Saved entries

--*--

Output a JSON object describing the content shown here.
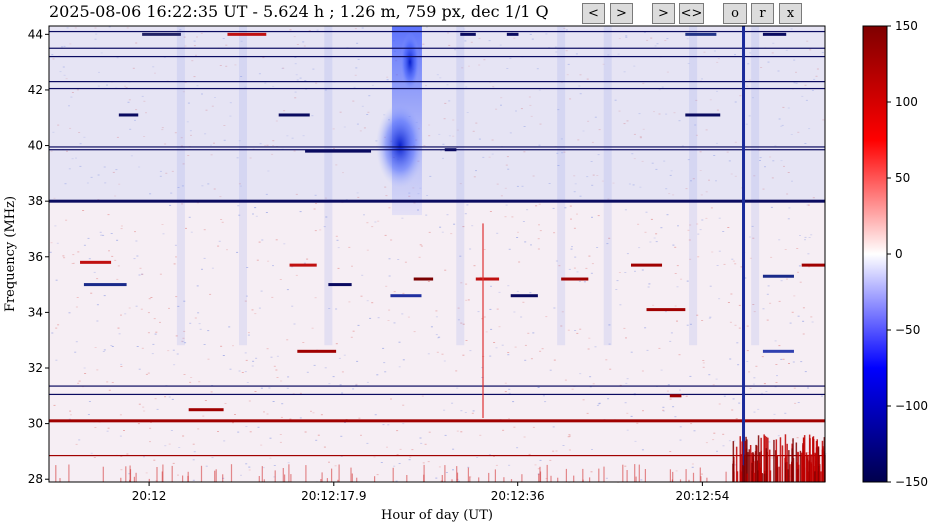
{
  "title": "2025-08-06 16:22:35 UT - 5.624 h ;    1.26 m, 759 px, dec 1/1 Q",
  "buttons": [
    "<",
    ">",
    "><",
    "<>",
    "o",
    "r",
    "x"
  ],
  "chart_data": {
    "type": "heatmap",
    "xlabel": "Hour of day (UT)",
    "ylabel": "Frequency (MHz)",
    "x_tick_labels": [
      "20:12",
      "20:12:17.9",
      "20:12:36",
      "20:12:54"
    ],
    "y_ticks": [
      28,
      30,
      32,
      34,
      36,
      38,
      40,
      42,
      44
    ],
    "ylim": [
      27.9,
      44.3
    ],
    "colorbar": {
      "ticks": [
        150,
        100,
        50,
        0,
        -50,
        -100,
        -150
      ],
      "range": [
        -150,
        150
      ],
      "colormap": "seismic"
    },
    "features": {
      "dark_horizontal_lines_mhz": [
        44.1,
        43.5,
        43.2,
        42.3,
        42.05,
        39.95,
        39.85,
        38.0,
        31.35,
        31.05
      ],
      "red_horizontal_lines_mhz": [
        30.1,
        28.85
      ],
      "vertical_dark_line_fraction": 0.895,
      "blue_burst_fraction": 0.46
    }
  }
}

--*--

What is asked — Skip the pictures and print each record exactly as it stands.

Task solution —
Output a JSON object describing the content shown here.
{
  "title": "2025-08-06 16:22:35 UT - 5.624 h ;    1.26 m, 759 px, dec 1/1 Q",
  "buttons": [
    "<",
    ">",
    "><",
    "<>",
    "o",
    "r",
    "x"
  ],
  "chart_data": {
    "type": "heatmap",
    "xlabel": "Hour of day (UT)",
    "ylabel": "Frequency (MHz)",
    "x_tick_labels": [
      "20:12",
      "20:12:17.9",
      "20:12:36",
      "20:12:54"
    ],
    "y_ticks": [
      28,
      30,
      32,
      34,
      36,
      38,
      40,
      42,
      44
    ],
    "ylim": [
      27.9,
      44.3
    ],
    "colorbar": {
      "ticks": [
        150,
        100,
        50,
        0,
        -50,
        -100,
        -150
      ],
      "range": [
        -150,
        150
      ],
      "colormap": "seismic"
    },
    "features": {
      "dark_horizontal_lines_mhz": [
        44.1,
        43.5,
        43.2,
        42.3,
        42.05,
        39.95,
        39.85,
        38.0,
        31.35,
        31.05
      ],
      "red_horizontal_lines_mhz": [
        30.1,
        28.85
      ],
      "vertical_dark_line_fraction": 0.895,
      "blue_burst_fraction": 0.46
    }
  }
}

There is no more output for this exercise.